→ **EXERCISE TASK**
Gather up the lines that contain "жилищно".

[Dataset items]
----------
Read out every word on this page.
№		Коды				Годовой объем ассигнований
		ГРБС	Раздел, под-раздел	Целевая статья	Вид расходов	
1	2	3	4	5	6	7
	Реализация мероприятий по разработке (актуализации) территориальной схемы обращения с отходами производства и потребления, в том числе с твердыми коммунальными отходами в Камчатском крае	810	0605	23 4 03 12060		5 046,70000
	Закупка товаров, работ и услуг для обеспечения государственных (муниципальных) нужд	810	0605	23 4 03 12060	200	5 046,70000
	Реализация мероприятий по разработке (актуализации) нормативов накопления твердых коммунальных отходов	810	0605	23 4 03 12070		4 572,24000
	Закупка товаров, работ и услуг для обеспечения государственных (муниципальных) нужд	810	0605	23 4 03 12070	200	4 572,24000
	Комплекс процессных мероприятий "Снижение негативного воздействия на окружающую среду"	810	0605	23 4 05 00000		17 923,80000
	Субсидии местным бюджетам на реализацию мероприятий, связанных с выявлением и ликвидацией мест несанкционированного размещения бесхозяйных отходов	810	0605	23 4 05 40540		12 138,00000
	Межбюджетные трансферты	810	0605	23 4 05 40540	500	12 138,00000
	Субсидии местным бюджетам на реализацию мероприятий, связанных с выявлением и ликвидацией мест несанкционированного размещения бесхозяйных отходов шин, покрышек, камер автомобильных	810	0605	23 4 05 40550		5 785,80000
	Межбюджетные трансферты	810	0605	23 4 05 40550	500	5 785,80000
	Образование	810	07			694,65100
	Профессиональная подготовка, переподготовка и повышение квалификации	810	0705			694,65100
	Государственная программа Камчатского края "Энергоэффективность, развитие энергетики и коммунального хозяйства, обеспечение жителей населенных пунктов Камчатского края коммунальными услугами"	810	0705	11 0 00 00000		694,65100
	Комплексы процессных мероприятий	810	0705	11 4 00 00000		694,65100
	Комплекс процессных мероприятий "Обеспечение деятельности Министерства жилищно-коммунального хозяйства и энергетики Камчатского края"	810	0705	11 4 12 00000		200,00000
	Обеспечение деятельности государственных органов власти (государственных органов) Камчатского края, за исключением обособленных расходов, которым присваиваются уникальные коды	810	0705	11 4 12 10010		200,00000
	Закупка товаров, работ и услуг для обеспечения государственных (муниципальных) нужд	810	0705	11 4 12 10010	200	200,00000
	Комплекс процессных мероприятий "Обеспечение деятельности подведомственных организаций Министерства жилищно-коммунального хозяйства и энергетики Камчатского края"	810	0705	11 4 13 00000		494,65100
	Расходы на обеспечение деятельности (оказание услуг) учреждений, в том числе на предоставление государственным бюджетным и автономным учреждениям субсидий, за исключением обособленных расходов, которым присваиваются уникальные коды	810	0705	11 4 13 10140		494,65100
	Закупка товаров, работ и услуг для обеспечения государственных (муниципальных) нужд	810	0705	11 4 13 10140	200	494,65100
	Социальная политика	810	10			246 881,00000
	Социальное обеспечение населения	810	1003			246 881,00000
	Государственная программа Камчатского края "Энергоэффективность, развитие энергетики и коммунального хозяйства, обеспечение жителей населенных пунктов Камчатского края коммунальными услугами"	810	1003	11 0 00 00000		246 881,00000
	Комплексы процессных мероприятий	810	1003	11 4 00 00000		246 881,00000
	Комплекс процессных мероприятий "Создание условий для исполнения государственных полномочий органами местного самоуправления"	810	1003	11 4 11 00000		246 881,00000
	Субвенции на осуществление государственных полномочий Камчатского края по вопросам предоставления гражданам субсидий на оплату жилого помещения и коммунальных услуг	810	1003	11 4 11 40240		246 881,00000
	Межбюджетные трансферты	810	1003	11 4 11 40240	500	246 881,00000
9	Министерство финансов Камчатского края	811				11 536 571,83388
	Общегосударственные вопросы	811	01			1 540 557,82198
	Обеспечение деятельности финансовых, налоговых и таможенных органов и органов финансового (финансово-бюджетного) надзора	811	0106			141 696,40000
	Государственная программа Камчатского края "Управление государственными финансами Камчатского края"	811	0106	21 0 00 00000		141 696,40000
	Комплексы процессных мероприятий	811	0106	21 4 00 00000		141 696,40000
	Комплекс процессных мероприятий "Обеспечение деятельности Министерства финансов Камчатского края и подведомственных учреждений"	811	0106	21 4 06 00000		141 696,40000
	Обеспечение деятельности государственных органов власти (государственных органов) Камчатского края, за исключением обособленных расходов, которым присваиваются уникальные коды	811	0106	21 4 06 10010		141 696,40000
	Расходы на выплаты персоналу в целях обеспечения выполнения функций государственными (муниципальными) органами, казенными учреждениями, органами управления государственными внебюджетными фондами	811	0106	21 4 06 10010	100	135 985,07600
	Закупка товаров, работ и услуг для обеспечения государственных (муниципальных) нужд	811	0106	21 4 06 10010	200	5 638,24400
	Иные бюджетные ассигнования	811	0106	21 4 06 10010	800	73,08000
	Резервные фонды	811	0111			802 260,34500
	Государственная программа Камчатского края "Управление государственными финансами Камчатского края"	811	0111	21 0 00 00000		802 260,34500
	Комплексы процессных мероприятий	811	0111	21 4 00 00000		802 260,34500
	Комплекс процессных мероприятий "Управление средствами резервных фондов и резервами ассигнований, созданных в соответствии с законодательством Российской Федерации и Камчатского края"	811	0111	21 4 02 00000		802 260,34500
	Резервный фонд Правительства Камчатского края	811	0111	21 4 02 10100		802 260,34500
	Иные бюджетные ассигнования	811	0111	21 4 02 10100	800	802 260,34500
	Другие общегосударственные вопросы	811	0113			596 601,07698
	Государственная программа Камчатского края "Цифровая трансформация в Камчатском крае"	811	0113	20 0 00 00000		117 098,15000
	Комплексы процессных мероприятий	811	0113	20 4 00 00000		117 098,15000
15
----------
→ **THE OUTPUT**
	Комплекс процессных мероприятий "Обеспечение деятельности Министерства жилищно-коммунального хозяйства и энергетики Камчатского края"	810	0705	11 4 12 00000		200,00000
	Комплекс процессных мероприятий "Обеспечение деятельности подведомственных организаций Министерства жилищно-коммунального хозяйства и энергетики Камчатского края"	810	0705	11 4 13 00000		494,65100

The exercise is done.